▸ **Task to complete**
Copy the records that follow exactly as written, but not their pictures.

▸ **Provided data**
|---|
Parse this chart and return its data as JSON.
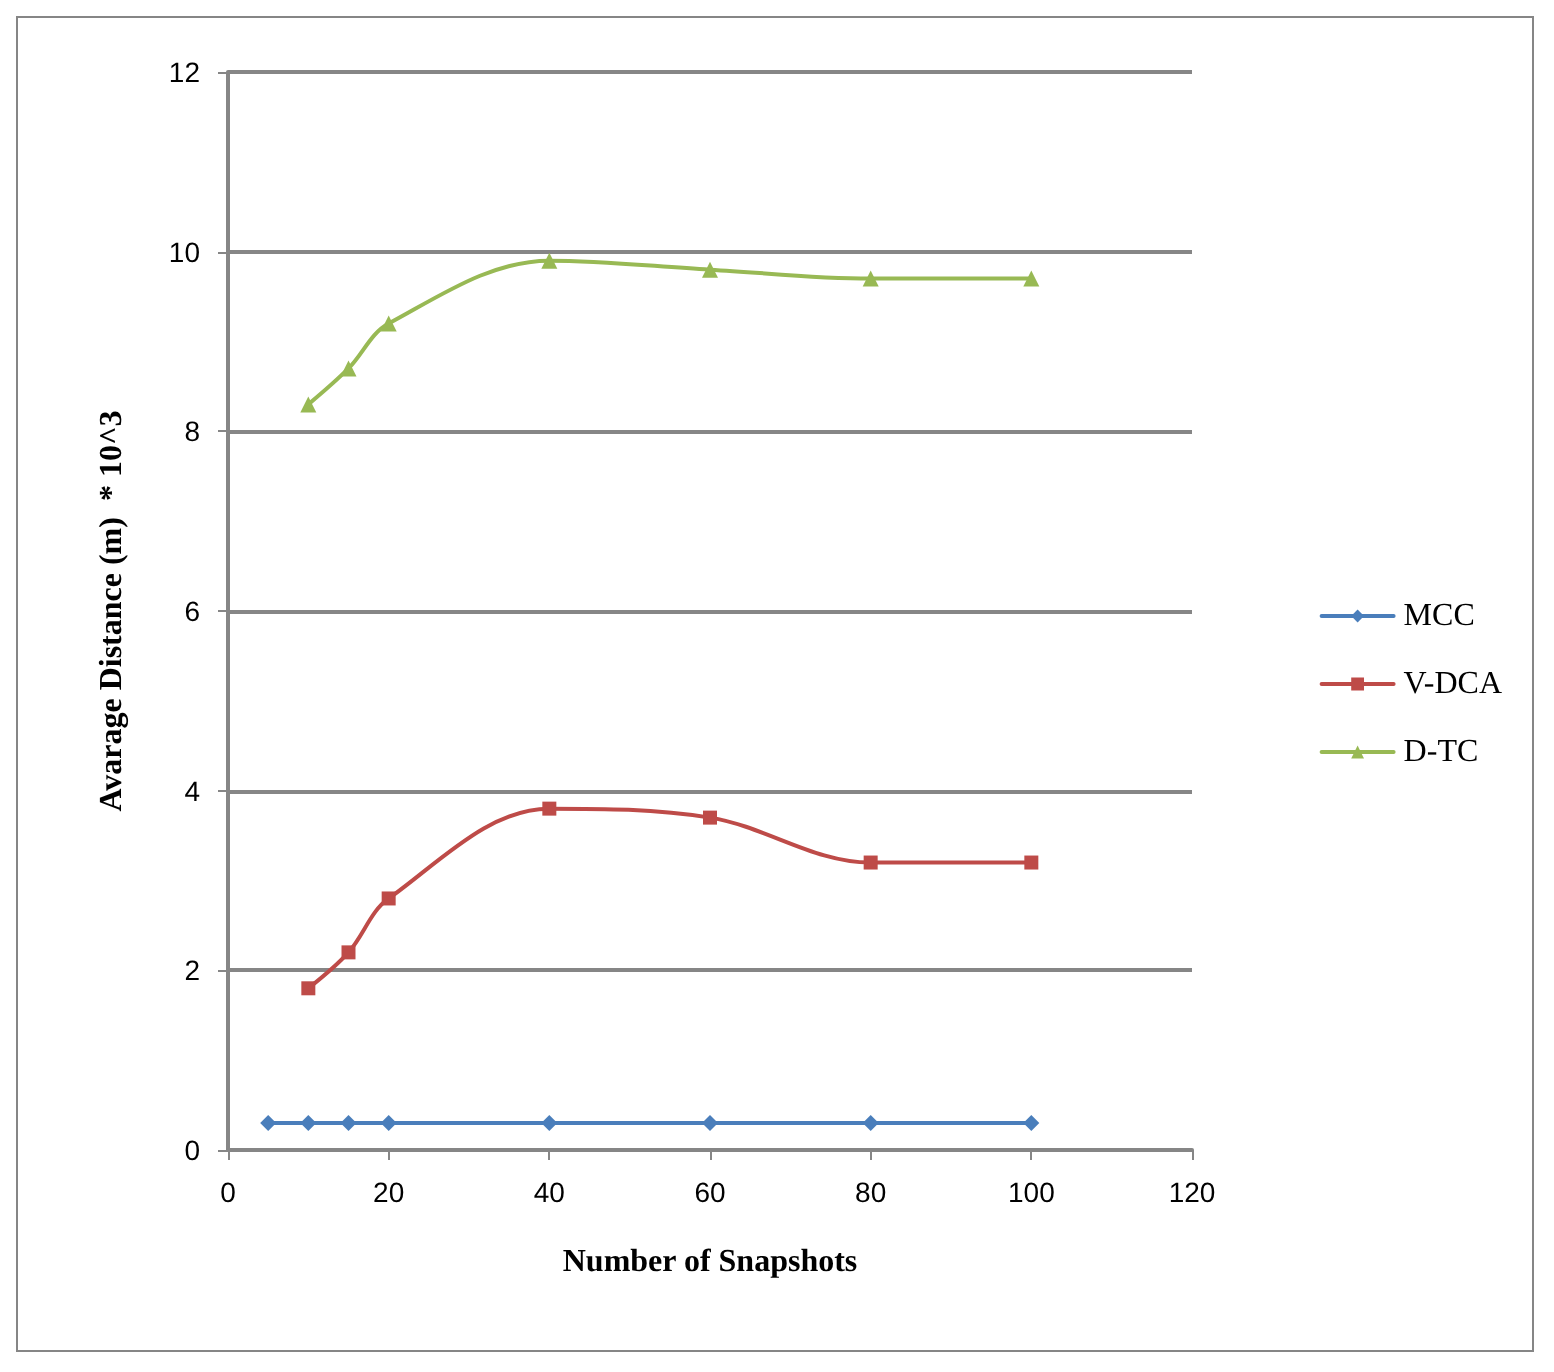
{
  "chart_data": {
    "type": "line",
    "xlabel": "Number of Snapshots",
    "ylabel": "Avarage Distance (m)  * 10^3",
    "xlim": [
      0,
      120
    ],
    "xticks": [
      0,
      20,
      40,
      60,
      80,
      100,
      120
    ],
    "ylim": [
      0,
      12
    ],
    "yticks": [
      0,
      2,
      4,
      6,
      8,
      10,
      12
    ],
    "grid": "y",
    "legend": "right",
    "line_style": "solid",
    "series": [
      {
        "name": "MCC",
        "color": "#4a7ebb",
        "marker": "diamond",
        "x": [
          5,
          10,
          15,
          20,
          40,
          60,
          80,
          100
        ],
        "values": [
          0.3,
          0.3,
          0.3,
          0.3,
          0.3,
          0.3,
          0.3,
          0.3
        ]
      },
      {
        "name": "V-DCA",
        "color": "#be4b48",
        "marker": "square",
        "x": [
          10,
          15,
          20,
          40,
          60,
          80,
          100
        ],
        "values": [
          1.8,
          2.2,
          2.8,
          3.8,
          3.7,
          3.2,
          3.2
        ]
      },
      {
        "name": "D-TC",
        "color": "#98b954",
        "marker": "triangle",
        "x": [
          10,
          15,
          20,
          40,
          60,
          80,
          100
        ],
        "values": [
          8.3,
          8.7,
          9.2,
          9.9,
          9.8,
          9.7,
          9.7
        ]
      }
    ]
  }
}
|---|
▸ **The response**
Parse this chart and return its data as JSON.
{
  "chart_data": {
    "type": "line",
    "xlabel": "Number of Snapshots",
    "ylabel": "Avarage Distance (m)  * 10^3",
    "xlim": [
      0,
      120
    ],
    "xticks": [
      0,
      20,
      40,
      60,
      80,
      100,
      120
    ],
    "ylim": [
      0,
      12
    ],
    "yticks": [
      0,
      2,
      4,
      6,
      8,
      10,
      12
    ],
    "grid": "y",
    "legend": "right",
    "line_style": "solid",
    "series": [
      {
        "name": "MCC",
        "color": "#4a7ebb",
        "marker": "diamond",
        "x": [
          5,
          10,
          15,
          20,
          40,
          60,
          80,
          100
        ],
        "values": [
          0.3,
          0.3,
          0.3,
          0.3,
          0.3,
          0.3,
          0.3,
          0.3
        ]
      },
      {
        "name": "V-DCA",
        "color": "#be4b48",
        "marker": "square",
        "x": [
          10,
          15,
          20,
          40,
          60,
          80,
          100
        ],
        "values": [
          1.8,
          2.2,
          2.8,
          3.8,
          3.7,
          3.2,
          3.2
        ]
      },
      {
        "name": "D-TC",
        "color": "#98b954",
        "marker": "triangle",
        "x": [
          10,
          15,
          20,
          40,
          60,
          80,
          100
        ],
        "values": [
          8.3,
          8.7,
          9.2,
          9.9,
          9.8,
          9.7,
          9.7
        ]
      }
    ]
  }
}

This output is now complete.